> _What you have to do_: Return the material exactly as supplied, apart from the pictures, which are omitted.

> _Provided records_:
┌──

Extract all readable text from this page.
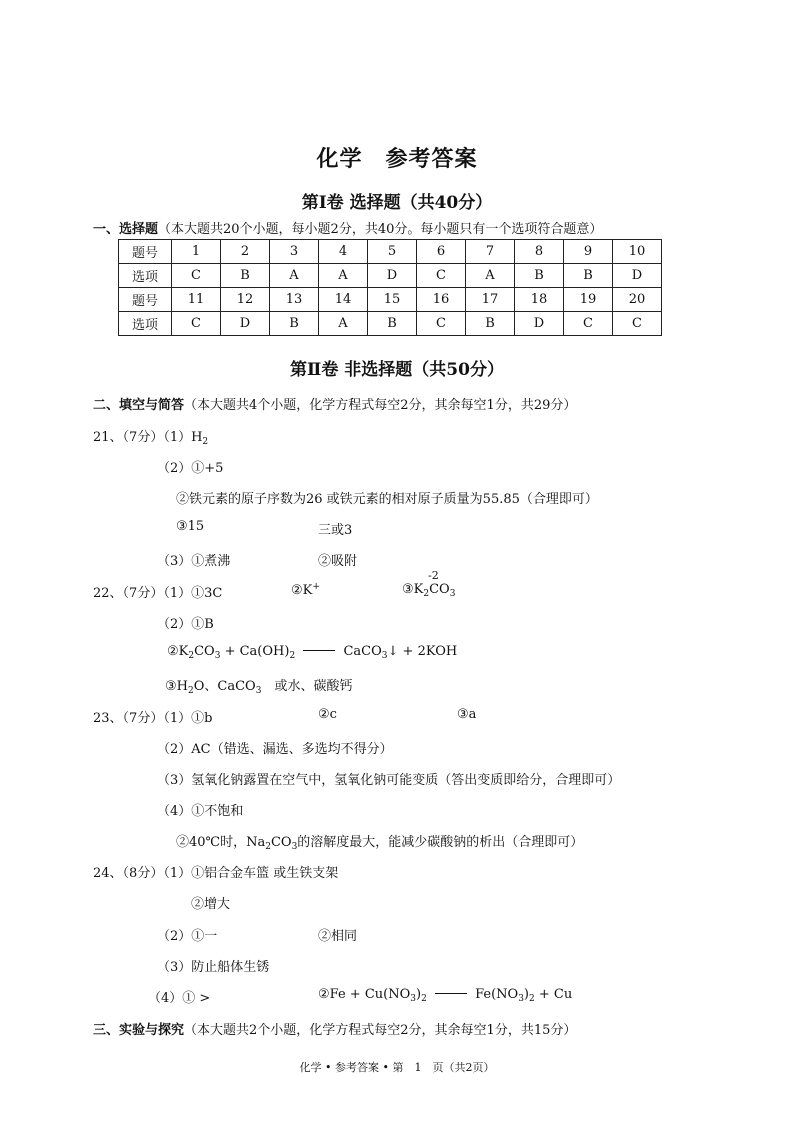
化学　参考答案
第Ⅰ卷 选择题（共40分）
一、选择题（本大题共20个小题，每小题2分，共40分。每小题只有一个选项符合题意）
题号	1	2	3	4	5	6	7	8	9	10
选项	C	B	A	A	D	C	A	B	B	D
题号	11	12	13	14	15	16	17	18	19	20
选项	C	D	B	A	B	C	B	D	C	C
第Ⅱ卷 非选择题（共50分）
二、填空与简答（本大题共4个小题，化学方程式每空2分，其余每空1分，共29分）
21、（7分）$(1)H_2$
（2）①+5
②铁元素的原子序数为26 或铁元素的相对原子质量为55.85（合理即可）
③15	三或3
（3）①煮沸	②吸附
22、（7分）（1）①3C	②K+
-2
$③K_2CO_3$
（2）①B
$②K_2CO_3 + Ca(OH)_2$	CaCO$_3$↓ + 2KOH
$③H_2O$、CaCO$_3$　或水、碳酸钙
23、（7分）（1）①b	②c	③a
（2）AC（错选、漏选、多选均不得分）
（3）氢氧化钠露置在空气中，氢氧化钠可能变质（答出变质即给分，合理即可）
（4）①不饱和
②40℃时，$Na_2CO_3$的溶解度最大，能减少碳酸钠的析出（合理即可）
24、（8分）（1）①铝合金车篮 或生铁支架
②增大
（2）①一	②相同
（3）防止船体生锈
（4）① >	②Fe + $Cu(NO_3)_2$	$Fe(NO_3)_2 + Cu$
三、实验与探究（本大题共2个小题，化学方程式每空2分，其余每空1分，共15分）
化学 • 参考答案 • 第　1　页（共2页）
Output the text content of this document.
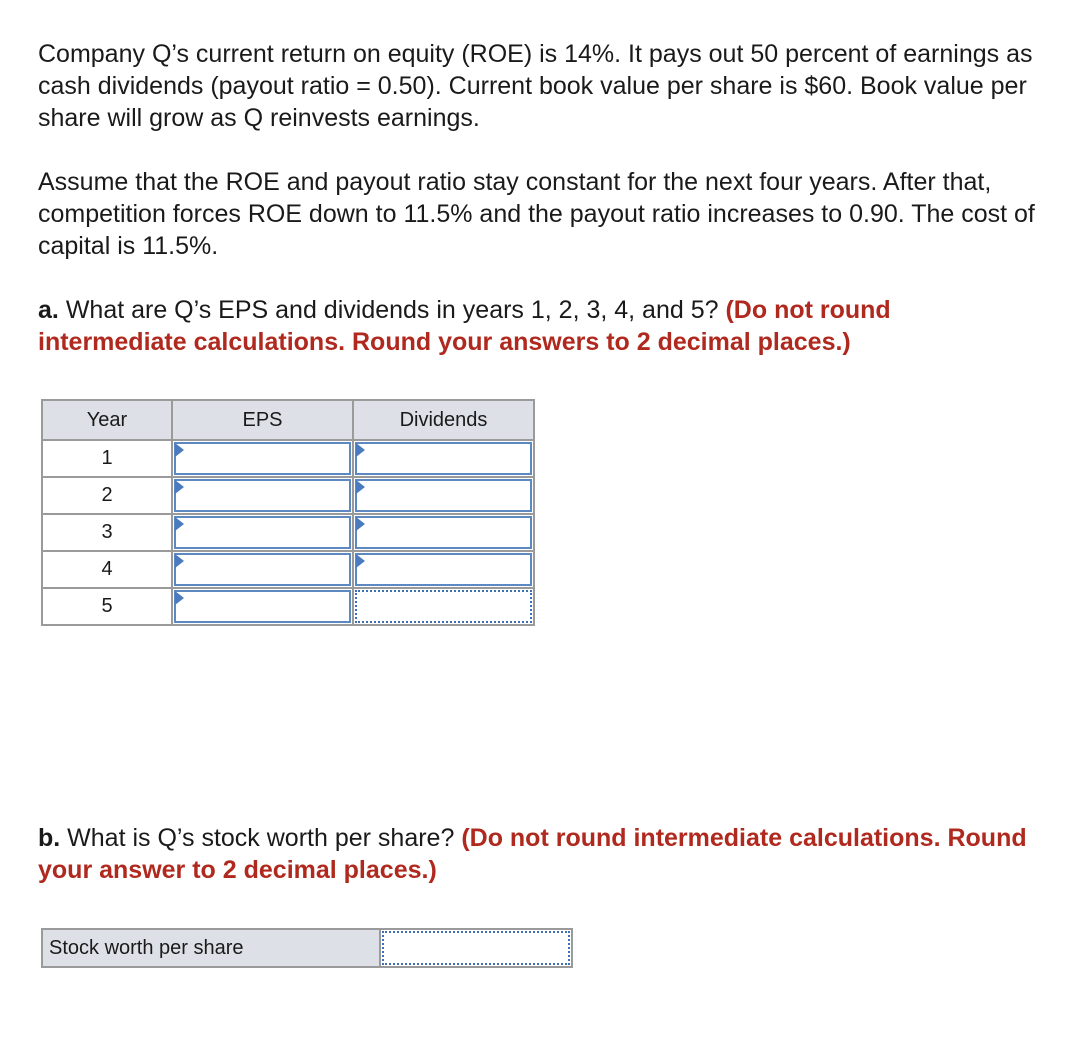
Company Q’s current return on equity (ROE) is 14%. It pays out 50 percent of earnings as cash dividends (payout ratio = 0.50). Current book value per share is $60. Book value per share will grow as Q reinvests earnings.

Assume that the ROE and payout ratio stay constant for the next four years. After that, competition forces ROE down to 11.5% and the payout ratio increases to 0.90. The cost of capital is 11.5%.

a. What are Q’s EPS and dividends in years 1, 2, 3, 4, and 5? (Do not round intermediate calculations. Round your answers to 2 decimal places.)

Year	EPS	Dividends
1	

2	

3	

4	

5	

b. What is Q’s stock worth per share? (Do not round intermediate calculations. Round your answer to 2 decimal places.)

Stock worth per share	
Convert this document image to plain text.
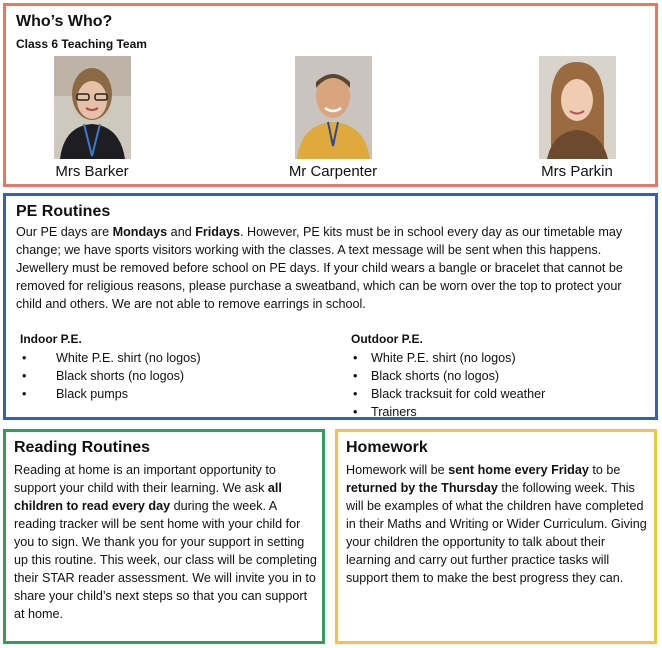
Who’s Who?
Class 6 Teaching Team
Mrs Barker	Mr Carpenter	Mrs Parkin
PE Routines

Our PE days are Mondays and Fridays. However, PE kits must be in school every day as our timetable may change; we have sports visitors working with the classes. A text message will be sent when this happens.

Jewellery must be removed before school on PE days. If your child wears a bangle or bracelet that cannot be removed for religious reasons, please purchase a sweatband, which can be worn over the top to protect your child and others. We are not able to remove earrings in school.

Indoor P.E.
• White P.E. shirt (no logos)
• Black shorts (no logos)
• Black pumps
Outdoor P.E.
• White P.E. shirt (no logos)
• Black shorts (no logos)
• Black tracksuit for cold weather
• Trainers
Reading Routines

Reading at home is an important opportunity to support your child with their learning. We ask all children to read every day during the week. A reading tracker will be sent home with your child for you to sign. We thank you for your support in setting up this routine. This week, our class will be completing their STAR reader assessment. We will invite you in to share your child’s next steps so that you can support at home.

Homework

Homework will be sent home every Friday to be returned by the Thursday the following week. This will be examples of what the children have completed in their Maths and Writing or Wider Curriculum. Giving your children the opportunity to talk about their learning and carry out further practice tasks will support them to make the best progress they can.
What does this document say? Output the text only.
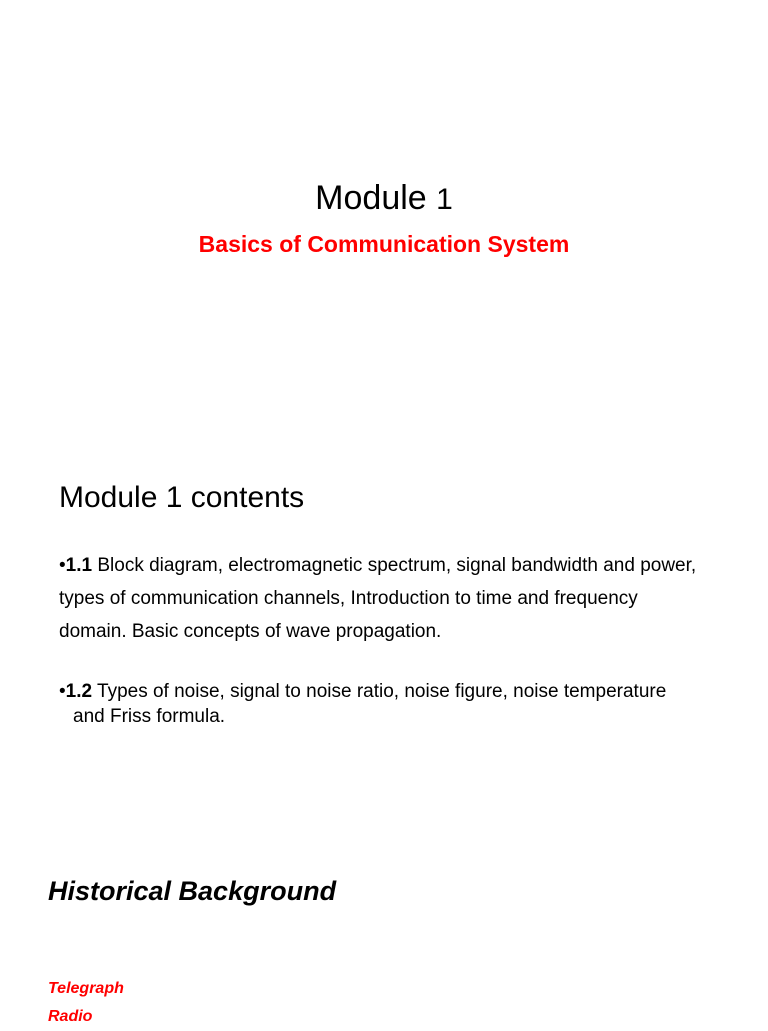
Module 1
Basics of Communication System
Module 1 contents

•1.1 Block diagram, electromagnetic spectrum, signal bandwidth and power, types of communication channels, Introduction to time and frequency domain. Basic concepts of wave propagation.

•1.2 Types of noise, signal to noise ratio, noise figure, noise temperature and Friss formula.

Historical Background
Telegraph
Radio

└──

> _Solution for this exercise_:
Extract all readable text from this page.
化学　参考答案
第Ⅰ卷 选择题（共40分）
一、选择题（本大题共20个小题，每小题2分，共40分。每小题只有一个选项符合题意）
题号	1	2	3	4	5	6	7	8	9	10
选项	C	B	A	A	D	C	A	B	B	D
题号	11	12	13	14	15	16	17	18	19	20
选项	C	D	B	A	B	C	B	D	C	C
第Ⅱ卷 非选择题（共50分）
二、填空与简答（本大题共4个小题，化学方程式每空2分，其余每空1分，共29分）
21、（7分）$(1)H_2$
（2）①+5
②铁元素的原子序数为26 或铁元素的相对原子质量为55.85（合理即可）
③15	三或3
（3）①煮沸	②吸附
22、（7分）（1）①3C	②K+
-2
$③K_2CO_3$
（2）①B
$②K_2CO_3 + Ca(OH)_2$	CaCO$_3$↓ + 2KOH
$③H_2O$、CaCO$_3$　或水、碳酸钙
23、（7分）（1）①b	②c	③a
（2）AC（错选、漏选、多选均不得分）
（3）氢氧化钠露置在空气中，氢氧化钠可能变质（答出变质即给分，合理即可）
（4）①不饱和
②40℃时，$Na_2CO_3$的溶解度最大，能减少碳酸钠的析出（合理即可）
24、（8分）（1）①铝合金车篮 或生铁支架
②增大
（2）①一	②相同
（3）防止船体生锈
（4）① >	②Fe + $Cu(NO_3)_2$	$Fe(NO_3)_2 + Cu$
三、实验与探究（本大题共2个小题，化学方程式每空2分，其余每空1分，共15分）
化学 • 参考答案 • 第　1　页（共2页）
Output the text content of this document.
Company Q’s current return on equity (ROE) is 14%. It pays out 50 percent of earnings as cash dividends (payout ratio = 0.50). Current book value per share is $60. Book value per share will grow as Q reinvests earnings.

Assume that the ROE and payout ratio stay constant for the next four years. After that, competition forces ROE down to 11.5% and the payout ratio increases to 0.90. The cost of capital is 11.5%.

a. What are Q’s EPS and dividends in years 1, 2, 3, 4, and 5? (Do not round intermediate calculations. Round your answers to 2 decimal places.)

Year	EPS	Dividends
1	

2	

3	

4	

5	

b. What is Q’s stock worth per share? (Do not round intermediate calculations. Round your answer to 2 decimal places.)

Stock worth per share	
Convert this document image to plain text.
Who’s Who?
Class 6 Teaching Team
Mrs Barker	Mr Carpenter	Mrs Parkin
PE Routines

Our PE days are Mondays and Fridays. However, PE kits must be in school every day as our timetable may change; we have sports visitors working with the classes. A text message will be sent when this happens.

Jewellery must be removed before school on PE days. If your child wears a bangle or bracelet that cannot be removed for religious reasons, please purchase a sweatband, which can be worn over the top to protect your child and others. We are not able to remove earrings in school.

Indoor P.E.
• White P.E. shirt (no logos)
• Black shorts (no logos)
• Black pumps
Outdoor P.E.
• White P.E. shirt (no logos)
• Black shorts (no logos)
• Black tracksuit for cold weather
• Trainers
Reading Routines

Reading at home is an important opportunity to support your child with their learning. We ask all children to read every day during the week. A reading tracker will be sent home with your child for you to sign. We thank you for your support in setting up this routine. This week, our class will be completing their STAR reader assessment. We will invite you in to share your child’s next steps so that you can support at home.

Homework

Homework will be sent home every Friday to be returned by the Thursday the following week. This will be examples of what the children have completed in their Maths and Writing or Wider Curriculum. Giving your children the opportunity to talk about their learning and carry out further practice tasks will support them to make the best progress they can.
What does this document say? Output the text only.
Module 1
Basics of Communication System
Module 1 contents

•1.1 Block diagram, electromagnetic spectrum, signal bandwidth and power, types of communication channels, Introduction to time and frequency domain. Basic concepts of wave propagation.

•1.2 Types of noise, signal to noise ratio, noise figure, noise temperature and Friss formula.

Historical Background
Telegraph
Radio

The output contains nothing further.